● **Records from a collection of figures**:
########################################

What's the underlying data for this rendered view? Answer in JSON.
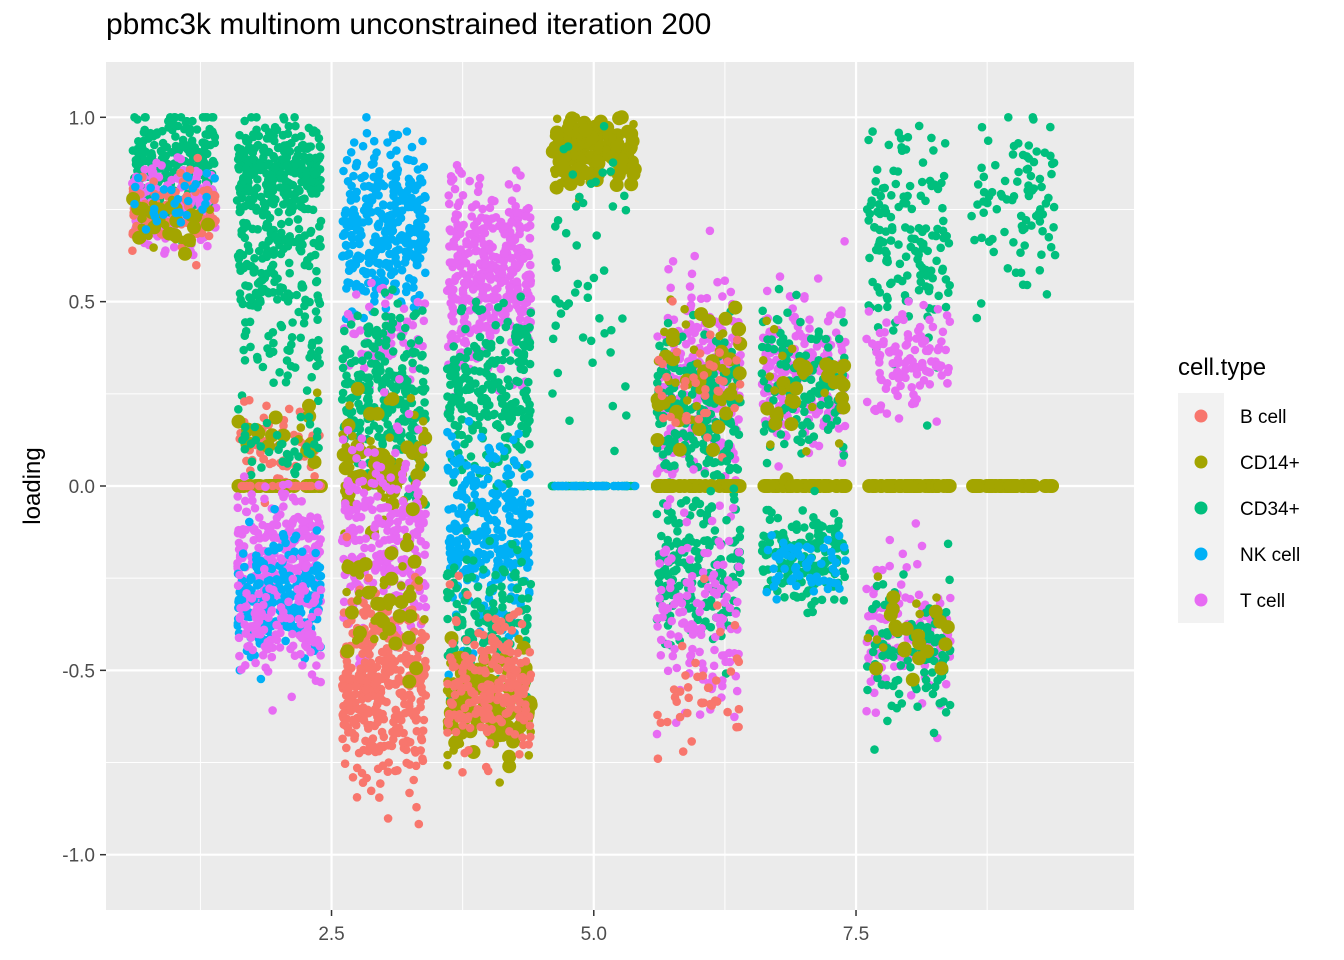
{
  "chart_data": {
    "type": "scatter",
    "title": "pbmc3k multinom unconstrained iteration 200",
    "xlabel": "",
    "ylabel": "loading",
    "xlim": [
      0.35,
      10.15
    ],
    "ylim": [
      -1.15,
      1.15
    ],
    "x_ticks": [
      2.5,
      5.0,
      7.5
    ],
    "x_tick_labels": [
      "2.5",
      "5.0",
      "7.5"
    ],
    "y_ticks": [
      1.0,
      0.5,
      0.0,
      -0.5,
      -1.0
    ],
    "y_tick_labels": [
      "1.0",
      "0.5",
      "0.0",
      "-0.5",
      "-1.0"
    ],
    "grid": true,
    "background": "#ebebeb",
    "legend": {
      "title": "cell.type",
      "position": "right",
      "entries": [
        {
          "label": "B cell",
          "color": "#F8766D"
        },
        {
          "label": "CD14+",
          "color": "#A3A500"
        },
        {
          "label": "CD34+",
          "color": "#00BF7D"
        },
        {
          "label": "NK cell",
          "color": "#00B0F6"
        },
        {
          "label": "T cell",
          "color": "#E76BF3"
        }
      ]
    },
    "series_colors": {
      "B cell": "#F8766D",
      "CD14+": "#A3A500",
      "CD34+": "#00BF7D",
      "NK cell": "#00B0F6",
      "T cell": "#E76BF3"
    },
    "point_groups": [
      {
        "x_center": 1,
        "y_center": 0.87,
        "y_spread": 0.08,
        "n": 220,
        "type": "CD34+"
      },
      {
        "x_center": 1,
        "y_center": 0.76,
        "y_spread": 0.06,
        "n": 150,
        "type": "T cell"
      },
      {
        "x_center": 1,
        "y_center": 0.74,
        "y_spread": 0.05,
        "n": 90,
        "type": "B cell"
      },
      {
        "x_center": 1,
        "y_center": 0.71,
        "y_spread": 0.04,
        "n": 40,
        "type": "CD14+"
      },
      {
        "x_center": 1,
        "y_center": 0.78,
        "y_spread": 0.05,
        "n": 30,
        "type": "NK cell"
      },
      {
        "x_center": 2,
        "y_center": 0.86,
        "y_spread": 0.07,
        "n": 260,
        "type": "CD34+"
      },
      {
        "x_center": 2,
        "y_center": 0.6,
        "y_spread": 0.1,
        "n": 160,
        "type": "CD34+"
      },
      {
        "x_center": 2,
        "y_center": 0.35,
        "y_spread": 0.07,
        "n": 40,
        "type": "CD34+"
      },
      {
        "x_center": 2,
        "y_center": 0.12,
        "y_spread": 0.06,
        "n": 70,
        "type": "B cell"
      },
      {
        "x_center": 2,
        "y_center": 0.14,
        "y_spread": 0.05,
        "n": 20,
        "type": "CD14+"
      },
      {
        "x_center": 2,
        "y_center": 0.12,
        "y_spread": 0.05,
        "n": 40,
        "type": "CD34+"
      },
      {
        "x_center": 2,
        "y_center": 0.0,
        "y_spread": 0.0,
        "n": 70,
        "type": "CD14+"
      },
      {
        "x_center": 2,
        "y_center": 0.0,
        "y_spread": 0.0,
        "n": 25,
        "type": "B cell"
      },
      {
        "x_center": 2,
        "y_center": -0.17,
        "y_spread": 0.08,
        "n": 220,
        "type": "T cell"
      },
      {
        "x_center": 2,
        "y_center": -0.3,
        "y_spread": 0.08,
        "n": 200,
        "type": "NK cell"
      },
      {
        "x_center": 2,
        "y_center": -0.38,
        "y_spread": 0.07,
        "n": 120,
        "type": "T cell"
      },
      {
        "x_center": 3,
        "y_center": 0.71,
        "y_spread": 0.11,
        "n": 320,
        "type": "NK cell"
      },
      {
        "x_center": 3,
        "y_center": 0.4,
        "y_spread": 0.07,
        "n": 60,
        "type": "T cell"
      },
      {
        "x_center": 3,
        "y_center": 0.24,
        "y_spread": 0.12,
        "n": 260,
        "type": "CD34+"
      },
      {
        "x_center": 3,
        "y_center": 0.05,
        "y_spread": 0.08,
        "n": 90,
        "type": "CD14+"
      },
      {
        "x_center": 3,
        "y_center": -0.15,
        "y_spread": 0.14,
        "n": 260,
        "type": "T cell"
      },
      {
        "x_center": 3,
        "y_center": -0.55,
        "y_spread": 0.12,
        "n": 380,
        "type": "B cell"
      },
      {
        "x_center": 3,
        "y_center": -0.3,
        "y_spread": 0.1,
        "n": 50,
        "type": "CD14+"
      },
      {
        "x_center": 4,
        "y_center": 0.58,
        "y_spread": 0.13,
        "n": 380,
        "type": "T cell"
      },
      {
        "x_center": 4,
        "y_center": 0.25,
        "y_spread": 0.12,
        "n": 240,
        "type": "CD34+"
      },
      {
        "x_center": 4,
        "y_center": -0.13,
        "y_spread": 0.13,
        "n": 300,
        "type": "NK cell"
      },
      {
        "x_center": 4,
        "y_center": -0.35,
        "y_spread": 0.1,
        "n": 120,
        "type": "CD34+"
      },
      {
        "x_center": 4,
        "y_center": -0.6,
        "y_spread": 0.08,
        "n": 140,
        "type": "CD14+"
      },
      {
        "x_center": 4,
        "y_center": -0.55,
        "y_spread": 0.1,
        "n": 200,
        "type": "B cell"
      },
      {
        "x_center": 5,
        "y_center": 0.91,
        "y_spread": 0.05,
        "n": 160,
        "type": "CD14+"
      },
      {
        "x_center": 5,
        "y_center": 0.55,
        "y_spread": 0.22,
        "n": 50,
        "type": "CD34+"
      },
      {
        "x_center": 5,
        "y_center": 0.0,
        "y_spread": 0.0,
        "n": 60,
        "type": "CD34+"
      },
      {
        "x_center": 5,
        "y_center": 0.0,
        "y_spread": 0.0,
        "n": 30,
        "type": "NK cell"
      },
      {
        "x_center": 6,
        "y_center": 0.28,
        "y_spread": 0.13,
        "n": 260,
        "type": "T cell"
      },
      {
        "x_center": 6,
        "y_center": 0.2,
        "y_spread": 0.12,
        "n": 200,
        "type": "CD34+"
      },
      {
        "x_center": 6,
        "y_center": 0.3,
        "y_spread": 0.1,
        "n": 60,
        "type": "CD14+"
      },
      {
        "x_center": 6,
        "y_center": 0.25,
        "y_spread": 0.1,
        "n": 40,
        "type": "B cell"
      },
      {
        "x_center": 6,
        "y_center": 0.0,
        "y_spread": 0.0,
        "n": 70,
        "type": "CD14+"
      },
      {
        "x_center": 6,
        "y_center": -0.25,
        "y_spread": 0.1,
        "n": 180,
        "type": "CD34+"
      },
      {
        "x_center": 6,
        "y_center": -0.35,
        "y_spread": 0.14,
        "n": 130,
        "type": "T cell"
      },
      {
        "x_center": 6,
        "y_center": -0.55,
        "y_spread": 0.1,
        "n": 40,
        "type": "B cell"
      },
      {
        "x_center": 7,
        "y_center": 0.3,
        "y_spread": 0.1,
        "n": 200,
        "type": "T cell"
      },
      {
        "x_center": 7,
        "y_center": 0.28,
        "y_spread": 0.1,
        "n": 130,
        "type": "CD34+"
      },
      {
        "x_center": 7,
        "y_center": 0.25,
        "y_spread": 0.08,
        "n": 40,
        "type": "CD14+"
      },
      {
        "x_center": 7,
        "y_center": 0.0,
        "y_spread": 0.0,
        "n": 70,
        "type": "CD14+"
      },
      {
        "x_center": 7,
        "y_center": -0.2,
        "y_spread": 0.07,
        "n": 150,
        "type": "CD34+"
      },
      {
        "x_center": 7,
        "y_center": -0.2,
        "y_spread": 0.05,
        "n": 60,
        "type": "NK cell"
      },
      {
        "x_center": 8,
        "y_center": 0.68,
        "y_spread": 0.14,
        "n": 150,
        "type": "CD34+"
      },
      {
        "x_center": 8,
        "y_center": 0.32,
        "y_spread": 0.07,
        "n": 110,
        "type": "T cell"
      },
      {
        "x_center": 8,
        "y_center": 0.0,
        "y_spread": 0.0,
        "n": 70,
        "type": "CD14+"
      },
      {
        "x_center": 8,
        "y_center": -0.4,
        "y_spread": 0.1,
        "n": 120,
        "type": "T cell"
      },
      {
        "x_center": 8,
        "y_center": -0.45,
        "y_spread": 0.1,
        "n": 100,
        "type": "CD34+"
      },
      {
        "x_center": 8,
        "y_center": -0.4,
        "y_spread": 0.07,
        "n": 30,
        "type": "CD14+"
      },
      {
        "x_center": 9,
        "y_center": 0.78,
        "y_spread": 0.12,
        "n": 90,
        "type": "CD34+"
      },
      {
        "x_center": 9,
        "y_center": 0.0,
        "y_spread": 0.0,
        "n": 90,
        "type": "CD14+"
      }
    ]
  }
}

########################################

● **DIRECTIVE**: Copy all lines in the listing above where the string "title" appears.

● **EXERCISE RESULT**:
    "title": "pbmc3k multinom unconstrained iteration 200",
      "title": "cell.type",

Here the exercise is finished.